## Instructions to follow
Select every line below containing the word "triboelectric".
──────────────────────────────
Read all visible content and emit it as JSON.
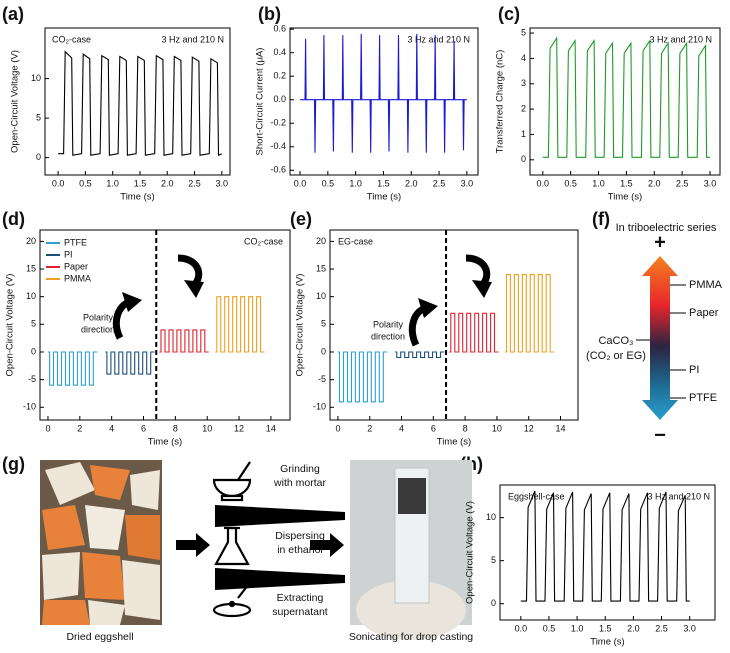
{
  "panel_labels": [
    "(a)",
    "(b)",
    "(c)",
    "(d)",
    "(e)",
    "(f)",
    "(g)",
    "(h)"
  ],
  "chart_data": [
    {
      "type": "line",
      "xlabel": "Time (s)",
      "ylabel": "Open-Circuit Voltage (V)",
      "annotations": [
        "CO₂-case",
        "3 Hz and 210 N"
      ],
      "color": "#000000",
      "xlim": [
        -0.24,
        3.15
      ],
      "ylim": [
        -2.2,
        16.4
      ],
      "xticks": [
        {
          "value": 0,
          "label": "0.0"
        },
        {
          "value": 0.5,
          "label": "0.5"
        },
        {
          "value": 1,
          "label": "1.0"
        },
        {
          "value": 1.5,
          "label": "1.5"
        },
        {
          "value": 2,
          "label": "2.0"
        },
        {
          "value": 2.5,
          "label": "2.5"
        },
        {
          "value": 3,
          "label": "3.0"
        }
      ],
      "yticks": [
        0,
        5,
        10
      ],
      "x": [
        0.0,
        0.1,
        0.13,
        0.25,
        0.27,
        0.43,
        0.46,
        0.58,
        0.6,
        0.77,
        0.8,
        0.92,
        0.94,
        1.1,
        1.13,
        1.25,
        1.27,
        1.43,
        1.46,
        1.58,
        1.6,
        1.77,
        1.8,
        1.92,
        1.94,
        2.1,
        2.13,
        2.25,
        2.27,
        2.43,
        2.46,
        2.58,
        2.6,
        2.77,
        2.8,
        2.92,
        2.94,
        3.0
      ],
      "values": [
        0.5,
        0.5,
        13.4,
        12.6,
        0.3,
        0.5,
        13.1,
        12.5,
        0.3,
        0.5,
        12.9,
        12.4,
        0.3,
        0.5,
        12.8,
        12.3,
        0.3,
        0.5,
        12.8,
        12.3,
        0.3,
        0.5,
        12.9,
        12.4,
        0.3,
        0.5,
        12.8,
        12.3,
        0.3,
        0.5,
        12.7,
        12.2,
        0.3,
        0.5,
        12.5,
        12.0,
        0.3,
        0.5
      ]
    },
    {
      "type": "line",
      "xlabel": "Time (s)",
      "ylabel": "Short-Circuit Current (μA)",
      "annotations": [
        "3 Hz and 210 N"
      ],
      "color": "#1a1ad0",
      "xlim": [
        -0.18,
        3.2
      ],
      "ylim": [
        -0.64,
        0.61
      ],
      "xticks": [
        {
          "value": 0,
          "label": "0.0"
        },
        {
          "value": 0.5,
          "label": "0.5"
        },
        {
          "value": 1,
          "label": "1.0"
        },
        {
          "value": 1.5,
          "label": "1.5"
        },
        {
          "value": 2,
          "label": "2.0"
        },
        {
          "value": 2.5,
          "label": "2.5"
        },
        {
          "value": 3,
          "label": "3.0"
        }
      ],
      "yticks": [
        -0.6,
        -0.4,
        -0.2,
        {
          "value": 0,
          "label": "0.0"
        },
        0.2,
        0.4,
        0.6
      ],
      "x": [
        0.0,
        0.09,
        0.1,
        0.11,
        0.26,
        0.27,
        0.28,
        0.42,
        0.43,
        0.44,
        0.59,
        0.6,
        0.61,
        0.76,
        0.77,
        0.78,
        0.93,
        0.94,
        0.95,
        1.09,
        1.1,
        1.11,
        1.26,
        1.27,
        1.28,
        1.42,
        1.43,
        1.44,
        1.59,
        1.6,
        1.61,
        1.76,
        1.77,
        1.78,
        1.93,
        1.94,
        1.95,
        2.09,
        2.1,
        2.11,
        2.26,
        2.27,
        2.28,
        2.42,
        2.43,
        2.44,
        2.59,
        2.6,
        2.61,
        2.76,
        2.77,
        2.78,
        2.93,
        2.94,
        2.95,
        3.0
      ],
      "values": [
        0,
        0,
        0.52,
        0,
        0,
        -0.45,
        0,
        0,
        0.55,
        0,
        0,
        -0.44,
        0,
        0,
        0.55,
        0,
        0,
        -0.45,
        0,
        0,
        0.56,
        0,
        0,
        -0.45,
        0,
        0,
        0.55,
        0,
        0,
        -0.44,
        0,
        0,
        0.55,
        0,
        0,
        -0.45,
        0,
        0,
        0.56,
        0,
        0,
        -0.45,
        0,
        0,
        0.55,
        0,
        0,
        -0.45,
        0,
        0,
        0.5,
        0,
        0,
        -0.43,
        0,
        0
      ]
    },
    {
      "type": "line",
      "xlabel": "Time (s)",
      "ylabel": "Transferred Charge (nC)",
      "annotations": [
        "3 Hz and 210 N"
      ],
      "color": "#1f9a2a",
      "xlim": [
        -0.23,
        3.18
      ],
      "ylim": [
        -0.6,
        5.2
      ],
      "xticks": [
        {
          "value": 0,
          "label": "0.0"
        },
        {
          "value": 0.5,
          "label": "0.5"
        },
        {
          "value": 1,
          "label": "1.0"
        },
        {
          "value": 1.5,
          "label": "1.5"
        },
        {
          "value": 2,
          "label": "2.0"
        },
        {
          "value": 2.5,
          "label": "2.5"
        },
        {
          "value": 3,
          "label": "3.0"
        }
      ],
      "yticks": [
        0,
        1,
        2,
        3,
        4,
        5
      ],
      "x": [
        0.0,
        0.1,
        0.13,
        0.25,
        0.27,
        0.43,
        0.46,
        0.58,
        0.6,
        0.77,
        0.8,
        0.92,
        0.94,
        1.1,
        1.13,
        1.25,
        1.27,
        1.43,
        1.46,
        1.58,
        1.6,
        1.77,
        1.8,
        1.92,
        1.94,
        2.1,
        2.13,
        2.25,
        2.27,
        2.43,
        2.46,
        2.58,
        2.6,
        2.77,
        2.8,
        2.92,
        2.94,
        3.0
      ],
      "values": [
        0.1,
        0.1,
        4.4,
        4.8,
        0.1,
        0.1,
        4.3,
        4.7,
        0.1,
        0.1,
        4.3,
        4.7,
        0.1,
        0.1,
        4.2,
        4.6,
        0.1,
        0.1,
        4.2,
        4.6,
        0.1,
        0.1,
        4.3,
        4.7,
        0.1,
        0.1,
        4.2,
        4.6,
        0.1,
        0.1,
        4.2,
        4.6,
        0.1,
        0.1,
        4.1,
        4.5,
        0.1,
        0.1
      ]
    },
    {
      "type": "line",
      "xlabel": "Time (s)",
      "ylabel": "Open-Circuit Voltage (V)",
      "annotations": [
        "CO₂-case",
        "Polarity",
        "direction"
      ],
      "divider_x": 6.8,
      "legend": "upper left",
      "xlim": [
        -0.5,
        15.2
      ],
      "ylim": [
        -12.3,
        22.06
      ],
      "xticks": [
        0,
        2,
        4,
        6,
        8,
        10,
        12,
        14
      ],
      "yticks": [
        -10,
        -5,
        0,
        5,
        10,
        15,
        20
      ],
      "series": [
        {
          "name": "PTFE",
          "color": "#2b9fcf",
          "x": [
            0,
            0.1,
            0.1,
            0.35,
            0.35,
            0.6,
            0.6,
            0.85,
            0.85,
            1.1,
            1.1,
            1.35,
            1.35,
            1.6,
            1.6,
            1.85,
            1.85,
            2.1,
            2.1,
            2.35,
            2.35,
            2.6,
            2.6,
            2.85,
            2.85,
            3.1
          ],
          "values": [
            0,
            0,
            -6,
            -6,
            0,
            0,
            -6,
            -6,
            0,
            0,
            -6,
            -6,
            0,
            0,
            -6,
            -6,
            0,
            0,
            -6,
            -6,
            0,
            0,
            -6,
            -6,
            0,
            0
          ]
        },
        {
          "name": "PI",
          "color": "#1b4f7a",
          "x": [
            3.6,
            3.7,
            3.7,
            3.95,
            3.95,
            4.2,
            4.2,
            4.45,
            4.45,
            4.7,
            4.7,
            4.95,
            4.95,
            5.2,
            5.2,
            5.45,
            5.45,
            5.7,
            5.7,
            5.95,
            5.95,
            6.2,
            6.2,
            6.45,
            6.45,
            6.7
          ],
          "values": [
            0,
            0,
            -4,
            -4,
            0,
            0,
            -4,
            -4,
            0,
            0,
            -4,
            -4,
            0,
            0,
            -4,
            -4,
            0,
            0,
            -4,
            -4,
            0,
            0,
            -4,
            -4,
            0,
            0
          ]
        },
        {
          "name": "Paper",
          "color": "#e0202e",
          "x": [
            7.0,
            7.1,
            7.1,
            7.35,
            7.35,
            7.6,
            7.6,
            7.85,
            7.85,
            8.1,
            8.1,
            8.35,
            8.35,
            8.6,
            8.6,
            8.85,
            8.85,
            9.1,
            9.1,
            9.35,
            9.35,
            9.6,
            9.6,
            9.85,
            9.85,
            10.1
          ],
          "values": [
            0,
            0,
            4,
            4,
            0,
            0,
            4,
            4,
            0,
            0,
            4,
            4,
            0,
            0,
            4,
            4,
            0,
            0,
            4,
            4,
            0,
            0,
            4,
            4,
            0,
            0
          ]
        },
        {
          "name": "PMMA",
          "color": "#f0a020",
          "x": [
            10.5,
            10.6,
            10.6,
            10.85,
            10.85,
            11.1,
            11.1,
            11.35,
            11.35,
            11.6,
            11.6,
            11.85,
            11.85,
            12.1,
            12.1,
            12.35,
            12.35,
            12.6,
            12.6,
            12.85,
            12.85,
            13.1,
            13.1,
            13.35,
            13.35,
            13.6
          ],
          "values": [
            0,
            0,
            10,
            10,
            0,
            0,
            10,
            10,
            0,
            0,
            10,
            10,
            0,
            0,
            10,
            10,
            0,
            0,
            10,
            10,
            0,
            0,
            10,
            10,
            0,
            0
          ]
        }
      ]
    },
    {
      "type": "line",
      "xlabel": "Time (s)",
      "ylabel": "Open-Circuit Voltage (V)",
      "annotations": [
        "EG-case",
        "Polarity",
        "direction"
      ],
      "divider_x": 6.8,
      "xlim": [
        -0.5,
        15.1
      ],
      "ylim": [
        -12.3,
        22.06
      ],
      "xticks": [
        0,
        2,
        4,
        6,
        8,
        10,
        12,
        14
      ],
      "yticks": [
        -10,
        -5,
        0,
        5,
        10,
        15,
        20
      ],
      "series": [
        {
          "color": "#2b9fcf",
          "x": [
            0,
            0.1,
            0.1,
            0.35,
            0.35,
            0.6,
            0.6,
            0.85,
            0.85,
            1.1,
            1.1,
            1.35,
            1.35,
            1.6,
            1.6,
            1.85,
            1.85,
            2.1,
            2.1,
            2.35,
            2.35,
            2.6,
            2.6,
            2.85,
            2.85,
            3.1
          ],
          "values": [
            0,
            0,
            -9,
            -9,
            0,
            0,
            -9,
            -9,
            0,
            0,
            -9,
            -9,
            0,
            0,
            -9,
            -9,
            0,
            0,
            -9,
            -9,
            0,
            0,
            -9,
            -9,
            0,
            0
          ]
        },
        {
          "color": "#1b4f7a",
          "x": [
            3.6,
            3.7,
            3.7,
            3.95,
            3.95,
            4.2,
            4.2,
            4.45,
            4.45,
            4.7,
            4.7,
            4.95,
            4.95,
            5.2,
            5.2,
            5.45,
            5.45,
            5.7,
            5.7,
            5.95,
            5.95,
            6.2,
            6.2,
            6.45,
            6.45,
            6.7
          ],
          "values": [
            0,
            0,
            -1,
            -1,
            0,
            0,
            -1,
            -1,
            0,
            0,
            -1,
            -1,
            0,
            0,
            -1,
            -1,
            0,
            0,
            -1,
            -1,
            0,
            0,
            -1,
            -1,
            0,
            0
          ]
        },
        {
          "color": "#e0202e",
          "x": [
            7.0,
            7.1,
            7.1,
            7.35,
            7.35,
            7.6,
            7.6,
            7.85,
            7.85,
            8.1,
            8.1,
            8.35,
            8.35,
            8.6,
            8.6,
            8.85,
            8.85,
            9.1,
            9.1,
            9.35,
            9.35,
            9.6,
            9.6,
            9.85,
            9.85,
            10.1
          ],
          "values": [
            0,
            0,
            7,
            7,
            0,
            0,
            7,
            7,
            0,
            0,
            7,
            7,
            0,
            0,
            7,
            7,
            0,
            0,
            7,
            7,
            0,
            0,
            7,
            7,
            0,
            0
          ]
        },
        {
          "color": "#f0a020",
          "x": [
            10.5,
            10.6,
            10.6,
            10.85,
            10.85,
            11.1,
            11.1,
            11.35,
            11.35,
            11.6,
            11.6,
            11.85,
            11.85,
            12.1,
            12.1,
            12.35,
            12.35,
            12.6,
            12.6,
            12.85,
            12.85,
            13.1,
            13.1,
            13.35,
            13.35,
            13.6
          ],
          "values": [
            0,
            0,
            14,
            14,
            0,
            0,
            14,
            14,
            0,
            0,
            14,
            14,
            0,
            0,
            14,
            14,
            0,
            0,
            14,
            14,
            0,
            0,
            14,
            14,
            0,
            0
          ]
        }
      ]
    },
    {
      "type": "line",
      "xlabel": "Time (s)",
      "ylabel": "Open-Circuit Voltage (V)",
      "annotations": [
        "Eggshell-case",
        "3 Hz and 210 N"
      ],
      "color": "#000000",
      "xlim": [
        -0.37,
        3.45
      ],
      "ylim": [
        -1.9,
        13.8
      ],
      "xticks": [
        {
          "value": 0,
          "label": "0.0"
        },
        {
          "value": 0.5,
          "label": "0.5"
        },
        {
          "value": 1,
          "label": "1.0"
        },
        {
          "value": 1.5,
          "label": "1.5"
        },
        {
          "value": 2,
          "label": "2.0"
        },
        {
          "value": 2.5,
          "label": "2.5"
        },
        {
          "value": 3,
          "label": "3.0"
        }
      ],
      "yticks": [
        0,
        5,
        10
      ],
      "x": [
        0.0,
        0.1,
        0.13,
        0.25,
        0.27,
        0.43,
        0.46,
        0.58,
        0.6,
        0.77,
        0.8,
        0.92,
        0.94,
        1.1,
        1.13,
        1.25,
        1.27,
        1.43,
        1.46,
        1.58,
        1.6,
        1.77,
        1.8,
        1.92,
        1.94,
        2.1,
        2.13,
        2.25,
        2.27,
        2.43,
        2.46,
        2.58,
        2.6,
        2.77,
        2.8,
        2.92,
        2.94,
        3.0
      ],
      "values": [
        0.3,
        0.3,
        11.2,
        13.1,
        0.3,
        0.3,
        11.0,
        12.9,
        0.3,
        0.3,
        11.1,
        13.0,
        0.3,
        0.3,
        10.9,
        12.8,
        0.3,
        0.3,
        11.0,
        12.9,
        0.3,
        0.3,
        10.9,
        12.8,
        0.3,
        0.3,
        11.0,
        12.9,
        0.3,
        0.3,
        11.1,
        13.0,
        0.3,
        0.3,
        10.8,
        12.6,
        0.3,
        0.3
      ]
    }
  ],
  "triboelectric": {
    "title": "In triboelectric series",
    "plus": "+",
    "minus": "−",
    "right_labels": [
      "PMMA",
      "Paper",
      "PI",
      "PTFE"
    ],
    "left_label": [
      "CaCO₃",
      "(CO₂ or EG)"
    ]
  },
  "process": {
    "steps": [
      [
        "Grinding",
        "with mortar"
      ],
      [
        "Dispersing",
        "in ethanol"
      ],
      [
        "Extracting",
        "supernatant"
      ]
    ],
    "captions": [
      "Dried eggshell",
      "Sonicating for drop casting"
    ]
  }
}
──────────────────────────────
## Correct response
  "triboelectric": {
    "title": "In triboelectric series",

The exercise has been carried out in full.